### [RECORD EXCERPTS]
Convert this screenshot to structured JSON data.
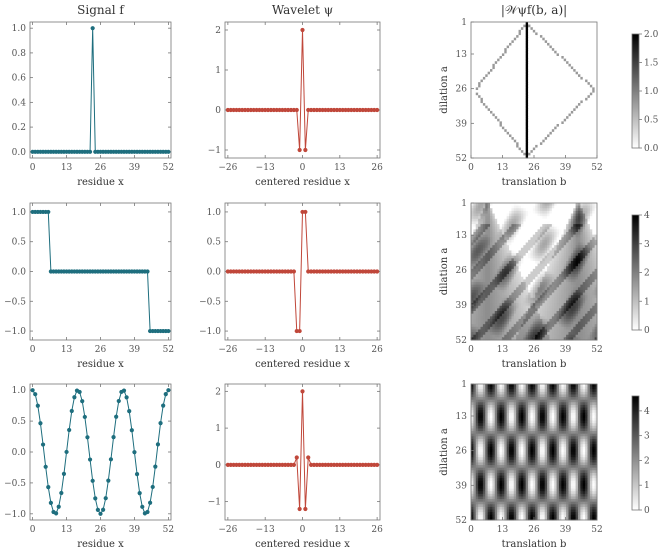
{
  "colors": {
    "signal": "#1e6e7e",
    "wavelet": "#c0473a",
    "axis": "#777777",
    "text": "#333333"
  },
  "chart_data": [
    {
      "panel": "signal-delta",
      "type": "line",
      "title": "Signal f",
      "xlabel": "residue x",
      "ylabel": "",
      "xlim": [
        -1,
        53
      ],
      "ylim": [
        -0.05,
        1.05
      ],
      "xticks": [
        0,
        13,
        26,
        39,
        52
      ],
      "yticks": [
        0.0,
        0.2,
        0.4,
        0.6,
        0.8,
        1.0
      ],
      "ytick_labels": [
        "0.0",
        "0.2",
        "0.4",
        "0.6",
        "0.8",
        "1.0"
      ],
      "gen": {
        "kind": "delta",
        "n": 53,
        "at": 23,
        "value": 1
      }
    },
    {
      "panel": "wavelet-1",
      "type": "line",
      "title": "Wavelet ψ",
      "xlabel": "centered residue x",
      "ylabel": "",
      "xlim": [
        -27,
        27
      ],
      "ylim": [
        -1.2,
        2.2
      ],
      "xticks": [
        -26,
        -13,
        0,
        13,
        26
      ],
      "yticks": [
        -1,
        0,
        1,
        2
      ],
      "ytick_labels": [
        "−1",
        "0",
        "1",
        "2"
      ],
      "gen": {
        "kind": "sparse",
        "from": -26,
        "to": 26,
        "nonzero": {
          "-1": -1,
          "0": 2,
          "1": -1
        }
      }
    },
    {
      "panel": "cwt-1",
      "type": "heatmap",
      "title": "|𝒲ψf(b, a)|",
      "xlabel": "translation b",
      "ylabel": "dilation a",
      "xlim": [
        0,
        52
      ],
      "ylim": [
        1,
        52
      ],
      "xticks": [
        0,
        13,
        26,
        39,
        52
      ],
      "yticks": [
        1,
        13,
        26,
        39,
        52
      ],
      "colorbar": {
        "min": 0,
        "max": 2,
        "ticks": [
          0.0,
          0.5,
          1.0,
          1.5,
          2.0
        ],
        "labels": [
          "0.0",
          "0.5",
          "1.0",
          "1.5",
          "2.0"
        ]
      },
      "gen": {
        "kind": "delta_cwt",
        "center": 23
      }
    },
    {
      "panel": "signal-steps",
      "type": "line",
      "title": "",
      "xlabel": "residue x",
      "ylabel": "",
      "xlim": [
        -1,
        53
      ],
      "ylim": [
        -1.15,
        1.15
      ],
      "xticks": [
        0,
        13,
        26,
        39,
        52
      ],
      "yticks": [
        -1.0,
        -0.5,
        0.0,
        0.5,
        1.0
      ],
      "ytick_labels": [
        "−1.0",
        "−0.5",
        "0.0",
        "0.5",
        "1.0"
      ],
      "gen": {
        "kind": "steps",
        "n": 53,
        "segments": [
          [
            0,
            6,
            1
          ],
          [
            7,
            44,
            0
          ],
          [
            45,
            52,
            -1
          ]
        ]
      }
    },
    {
      "panel": "wavelet-2",
      "type": "line",
      "title": "",
      "xlabel": "centered residue x",
      "ylabel": "",
      "xlim": [
        -27,
        27
      ],
      "ylim": [
        -1.15,
        1.15
      ],
      "xticks": [
        -26,
        -13,
        0,
        13,
        26
      ],
      "yticks": [
        -1.0,
        -0.5,
        0.0,
        0.5,
        1.0
      ],
      "ytick_labels": [
        "−1.0",
        "−0.5",
        "0.0",
        "0.5",
        "1.0"
      ],
      "gen": {
        "kind": "sparse",
        "from": -26,
        "to": 26,
        "nonzero": {
          "-2": -1,
          "-1": -1,
          "0": 1,
          "1": 1
        }
      }
    },
    {
      "panel": "cwt-2",
      "type": "heatmap",
      "title": "",
      "xlabel": "translation b",
      "ylabel": "dilation a",
      "xlim": [
        0,
        52
      ],
      "ylim": [
        1,
        52
      ],
      "xticks": [
        0,
        13,
        26,
        39,
        52
      ],
      "yticks": [
        1,
        13,
        26,
        39,
        52
      ],
      "colorbar": {
        "min": 0,
        "max": 4,
        "ticks": [
          0,
          1,
          2,
          3,
          4
        ],
        "labels": [
          "0",
          "1",
          "2",
          "3",
          "4"
        ]
      },
      "gen": {
        "kind": "step_cwt",
        "jumps": [
          [
            6.5,
            -1
          ],
          [
            44.5,
            -1
          ]
        ]
      }
    },
    {
      "panel": "signal-cosine",
      "type": "line",
      "title": "",
      "xlabel": "residue x",
      "ylabel": "",
      "xlim": [
        -1,
        53
      ],
      "ylim": [
        -1.1,
        1.1
      ],
      "xticks": [
        0,
        13,
        26,
        39,
        52
      ],
      "yticks": [
        -1.0,
        -0.5,
        0.0,
        0.5,
        1.0
      ],
      "ytick_labels": [
        "−1.0",
        "−0.5",
        "0.0",
        "0.5",
        "1.0"
      ],
      "gen": {
        "kind": "cos",
        "n": 53,
        "period": 17.33
      }
    },
    {
      "panel": "wavelet-3",
      "type": "line",
      "title": "",
      "xlabel": "centered residue x",
      "ylabel": "",
      "xlim": [
        -27,
        27
      ],
      "ylim": [
        -1.5,
        2.2
      ],
      "xticks": [
        -26,
        -13,
        0,
        13,
        26
      ],
      "yticks": [
        -1,
        0,
        1,
        2
      ],
      "ytick_labels": [
        "−1",
        "0",
        "1",
        "2"
      ],
      "gen": {
        "kind": "sparse",
        "from": -26,
        "to": 26,
        "nonzero": {
          "-2": 0.2,
          "-1": -1.2,
          "0": 2,
          "1": -1.2,
          "2": 0.2
        }
      }
    },
    {
      "panel": "cwt-3",
      "type": "heatmap",
      "title": "",
      "xlabel": "translation b",
      "ylabel": "dilation a",
      "xlim": [
        0,
        52
      ],
      "ylim": [
        1,
        52
      ],
      "xticks": [
        0,
        13,
        26,
        39,
        52
      ],
      "yticks": [
        1,
        13,
        26,
        39,
        52
      ],
      "colorbar": {
        "min": 0,
        "max": 4.6,
        "ticks": [
          0,
          1,
          2,
          3,
          4
        ],
        "labels": [
          "0",
          "1",
          "2",
          "3",
          "4"
        ]
      },
      "gen": {
        "kind": "cos_cwt",
        "period_b": 8.67,
        "period_a": 26
      }
    }
  ]
}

### [EXERCISE GOAL]
Restate every record exactly, please; do not copy the pictures.

### [EXERCISE ANSWER]
Convert this screenshot to structured JSON data.
{
  "colors": {
    "signal": "#1e6e7e",
    "wavelet": "#c0473a",
    "axis": "#777777",
    "text": "#333333"
  },
  "chart_data": [
    {
      "panel": "signal-delta",
      "type": "line",
      "title": "Signal f",
      "xlabel": "residue x",
      "ylabel": "",
      "xlim": [
        -1,
        53
      ],
      "ylim": [
        -0.05,
        1.05
      ],
      "xticks": [
        0,
        13,
        26,
        39,
        52
      ],
      "yticks": [
        0.0,
        0.2,
        0.4,
        0.6,
        0.8,
        1.0
      ],
      "ytick_labels": [
        "0.0",
        "0.2",
        "0.4",
        "0.6",
        "0.8",
        "1.0"
      ],
      "gen": {
        "kind": "delta",
        "n": 53,
        "at": 23,
        "value": 1
      }
    },
    {
      "panel": "wavelet-1",
      "type": "line",
      "title": "Wavelet ψ",
      "xlabel": "centered residue x",
      "ylabel": "",
      "xlim": [
        -27,
        27
      ],
      "ylim": [
        -1.2,
        2.2
      ],
      "xticks": [
        -26,
        -13,
        0,
        13,
        26
      ],
      "yticks": [
        -1,
        0,
        1,
        2
      ],
      "ytick_labels": [
        "−1",
        "0",
        "1",
        "2"
      ],
      "gen": {
        "kind": "sparse",
        "from": -26,
        "to": 26,
        "nonzero": {
          "-1": -1,
          "0": 2,
          "1": -1
        }
      }
    },
    {
      "panel": "cwt-1",
      "type": "heatmap",
      "title": "|𝒲ψf(b, a)|",
      "xlabel": "translation b",
      "ylabel": "dilation a",
      "xlim": [
        0,
        52
      ],
      "ylim": [
        1,
        52
      ],
      "xticks": [
        0,
        13,
        26,
        39,
        52
      ],
      "yticks": [
        1,
        13,
        26,
        39,
        52
      ],
      "colorbar": {
        "min": 0,
        "max": 2,
        "ticks": [
          0.0,
          0.5,
          1.0,
          1.5,
          2.0
        ],
        "labels": [
          "0.0",
          "0.5",
          "1.0",
          "1.5",
          "2.0"
        ]
      },
      "gen": {
        "kind": "delta_cwt",
        "center": 23
      }
    },
    {
      "panel": "signal-steps",
      "type": "line",
      "title": "",
      "xlabel": "residue x",
      "ylabel": "",
      "xlim": [
        -1,
        53
      ],
      "ylim": [
        -1.15,
        1.15
      ],
      "xticks": [
        0,
        13,
        26,
        39,
        52
      ],
      "yticks": [
        -1.0,
        -0.5,
        0.0,
        0.5,
        1.0
      ],
      "ytick_labels": [
        "−1.0",
        "−0.5",
        "0.0",
        "0.5",
        "1.0"
      ],
      "gen": {
        "kind": "steps",
        "n": 53,
        "segments": [
          [
            0,
            6,
            1
          ],
          [
            7,
            44,
            0
          ],
          [
            45,
            52,
            -1
          ]
        ]
      }
    },
    {
      "panel": "wavelet-2",
      "type": "line",
      "title": "",
      "xlabel": "centered residue x",
      "ylabel": "",
      "xlim": [
        -27,
        27
      ],
      "ylim": [
        -1.15,
        1.15
      ],
      "xticks": [
        -26,
        -13,
        0,
        13,
        26
      ],
      "yticks": [
        -1.0,
        -0.5,
        0.0,
        0.5,
        1.0
      ],
      "ytick_labels": [
        "−1.0",
        "−0.5",
        "0.0",
        "0.5",
        "1.0"
      ],
      "gen": {
        "kind": "sparse",
        "from": -26,
        "to": 26,
        "nonzero": {
          "-2": -1,
          "-1": -1,
          "0": 1,
          "1": 1
        }
      }
    },
    {
      "panel": "cwt-2",
      "type": "heatmap",
      "title": "",
      "xlabel": "translation b",
      "ylabel": "dilation a",
      "xlim": [
        0,
        52
      ],
      "ylim": [
        1,
        52
      ],
      "xticks": [
        0,
        13,
        26,
        39,
        52
      ],
      "yticks": [
        1,
        13,
        26,
        39,
        52
      ],
      "colorbar": {
        "min": 0,
        "max": 4,
        "ticks": [
          0,
          1,
          2,
          3,
          4
        ],
        "labels": [
          "0",
          "1",
          "2",
          "3",
          "4"
        ]
      },
      "gen": {
        "kind": "step_cwt",
        "jumps": [
          [
            6.5,
            -1
          ],
          [
            44.5,
            -1
          ]
        ]
      }
    },
    {
      "panel": "signal-cosine",
      "type": "line",
      "title": "",
      "xlabel": "residue x",
      "ylabel": "",
      "xlim": [
        -1,
        53
      ],
      "ylim": [
        -1.1,
        1.1
      ],
      "xticks": [
        0,
        13,
        26,
        39,
        52
      ],
      "yticks": [
        -1.0,
        -0.5,
        0.0,
        0.5,
        1.0
      ],
      "ytick_labels": [
        "−1.0",
        "−0.5",
        "0.0",
        "0.5",
        "1.0"
      ],
      "gen": {
        "kind": "cos",
        "n": 53,
        "period": 17.33
      }
    },
    {
      "panel": "wavelet-3",
      "type": "line",
      "title": "",
      "xlabel": "centered residue x",
      "ylabel": "",
      "xlim": [
        -27,
        27
      ],
      "ylim": [
        -1.5,
        2.2
      ],
      "xticks": [
        -26,
        -13,
        0,
        13,
        26
      ],
      "yticks": [
        -1,
        0,
        1,
        2
      ],
      "ytick_labels": [
        "−1",
        "0",
        "1",
        "2"
      ],
      "gen": {
        "kind": "sparse",
        "from": -26,
        "to": 26,
        "nonzero": {
          "-2": 0.2,
          "-1": -1.2,
          "0": 2,
          "1": -1.2,
          "2": 0.2
        }
      }
    },
    {
      "panel": "cwt-3",
      "type": "heatmap",
      "title": "",
      "xlabel": "translation b",
      "ylabel": "dilation a",
      "xlim": [
        0,
        52
      ],
      "ylim": [
        1,
        52
      ],
      "xticks": [
        0,
        13,
        26,
        39,
        52
      ],
      "yticks": [
        1,
        13,
        26,
        39,
        52
      ],
      "colorbar": {
        "min": 0,
        "max": 4.6,
        "ticks": [
          0,
          1,
          2,
          3,
          4
        ],
        "labels": [
          "0",
          "1",
          "2",
          "3",
          "4"
        ]
      },
      "gen": {
        "kind": "cos_cwt",
        "period_b": 8.67,
        "period_a": 26
      }
    }
  ]
}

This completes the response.